*EXERCISE DETAILS:*
Render the following material again verbatim, leaving nothing out.

▶

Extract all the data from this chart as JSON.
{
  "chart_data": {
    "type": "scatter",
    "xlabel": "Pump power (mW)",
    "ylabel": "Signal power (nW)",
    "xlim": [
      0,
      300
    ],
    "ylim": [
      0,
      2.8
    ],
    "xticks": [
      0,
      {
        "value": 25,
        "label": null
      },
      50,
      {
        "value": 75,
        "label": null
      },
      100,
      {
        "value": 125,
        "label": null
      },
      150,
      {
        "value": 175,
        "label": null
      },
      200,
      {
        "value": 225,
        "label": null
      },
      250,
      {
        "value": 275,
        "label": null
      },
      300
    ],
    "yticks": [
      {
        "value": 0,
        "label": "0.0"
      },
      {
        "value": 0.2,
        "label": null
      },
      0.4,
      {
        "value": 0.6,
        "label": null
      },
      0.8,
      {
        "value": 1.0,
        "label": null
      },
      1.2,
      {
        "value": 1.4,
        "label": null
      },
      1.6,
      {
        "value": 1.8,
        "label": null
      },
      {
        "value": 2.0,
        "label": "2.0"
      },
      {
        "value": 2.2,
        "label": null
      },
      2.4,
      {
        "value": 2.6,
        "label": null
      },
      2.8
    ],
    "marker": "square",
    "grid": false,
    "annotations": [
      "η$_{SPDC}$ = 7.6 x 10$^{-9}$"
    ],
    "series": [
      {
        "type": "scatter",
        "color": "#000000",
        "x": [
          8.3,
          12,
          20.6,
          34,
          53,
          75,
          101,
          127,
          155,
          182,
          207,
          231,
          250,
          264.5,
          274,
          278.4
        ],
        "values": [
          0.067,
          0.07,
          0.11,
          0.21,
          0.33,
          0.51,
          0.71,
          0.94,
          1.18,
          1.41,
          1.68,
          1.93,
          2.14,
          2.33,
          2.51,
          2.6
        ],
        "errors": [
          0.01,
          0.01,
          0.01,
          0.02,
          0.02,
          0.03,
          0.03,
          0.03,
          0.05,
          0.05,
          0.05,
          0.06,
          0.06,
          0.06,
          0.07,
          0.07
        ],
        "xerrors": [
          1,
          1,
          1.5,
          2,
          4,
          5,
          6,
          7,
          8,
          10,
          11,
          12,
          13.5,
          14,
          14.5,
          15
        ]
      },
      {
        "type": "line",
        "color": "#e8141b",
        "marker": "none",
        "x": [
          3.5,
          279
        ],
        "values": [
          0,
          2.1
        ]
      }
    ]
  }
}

◀

*RESPONSE TO THIS EXERCISE:*
Extract all the data from this chart as JSON.
{
  "chart_data": {
    "type": "scatter",
    "xlabel": "Pump power (mW)",
    "ylabel": "Signal power (nW)",
    "xlim": [
      0,
      300
    ],
    "ylim": [
      0,
      2.8
    ],
    "xticks": [
      0,
      {
        "value": 25,
        "label": null
      },
      50,
      {
        "value": 75,
        "label": null
      },
      100,
      {
        "value": 125,
        "label": null
      },
      150,
      {
        "value": 175,
        "label": null
      },
      200,
      {
        "value": 225,
        "label": null
      },
      250,
      {
        "value": 275,
        "label": null
      },
      300
    ],
    "yticks": [
      {
        "value": 0,
        "label": "0.0"
      },
      {
        "value": 0.2,
        "label": null
      },
      0.4,
      {
        "value": 0.6,
        "label": null
      },
      0.8,
      {
        "value": 1.0,
        "label": null
      },
      1.2,
      {
        "value": 1.4,
        "label": null
      },
      1.6,
      {
        "value": 1.8,
        "label": null
      },
      {
        "value": 2.0,
        "label": "2.0"
      },
      {
        "value": 2.2,
        "label": null
      },
      2.4,
      {
        "value": 2.6,
        "label": null
      },
      2.8
    ],
    "marker": "square",
    "grid": false,
    "annotations": [
      "η$_{SPDC}$ = 7.6 x 10$^{-9}$"
    ],
    "series": [
      {
        "type": "scatter",
        "color": "#000000",
        "x": [
          8.3,
          12,
          20.6,
          34,
          53,
          75,
          101,
          127,
          155,
          182,
          207,
          231,
          250,
          264.5,
          274,
          278.4
        ],
        "values": [
          0.067,
          0.07,
          0.11,
          0.21,
          0.33,
          0.51,
          0.71,
          0.94,
          1.18,
          1.41,
          1.68,
          1.93,
          2.14,
          2.33,
          2.51,
          2.6
        ],
        "errors": [
          0.01,
          0.01,
          0.01,
          0.02,
          0.02,
          0.03,
          0.03,
          0.03,
          0.05,
          0.05,
          0.05,
          0.06,
          0.06,
          0.06,
          0.07,
          0.07
        ],
        "xerrors": [
          1,
          1,
          1.5,
          2,
          4,
          5,
          6,
          7,
          8,
          10,
          11,
          12,
          13.5,
          14,
          14.5,
          15
        ]
      },
      {
        "type": "line",
        "color": "#e8141b",
        "marker": "none",
        "x": [
          3.5,
          279
        ],
        "values": [
          0,
          2.1
        ]
      }
    ]
  }
}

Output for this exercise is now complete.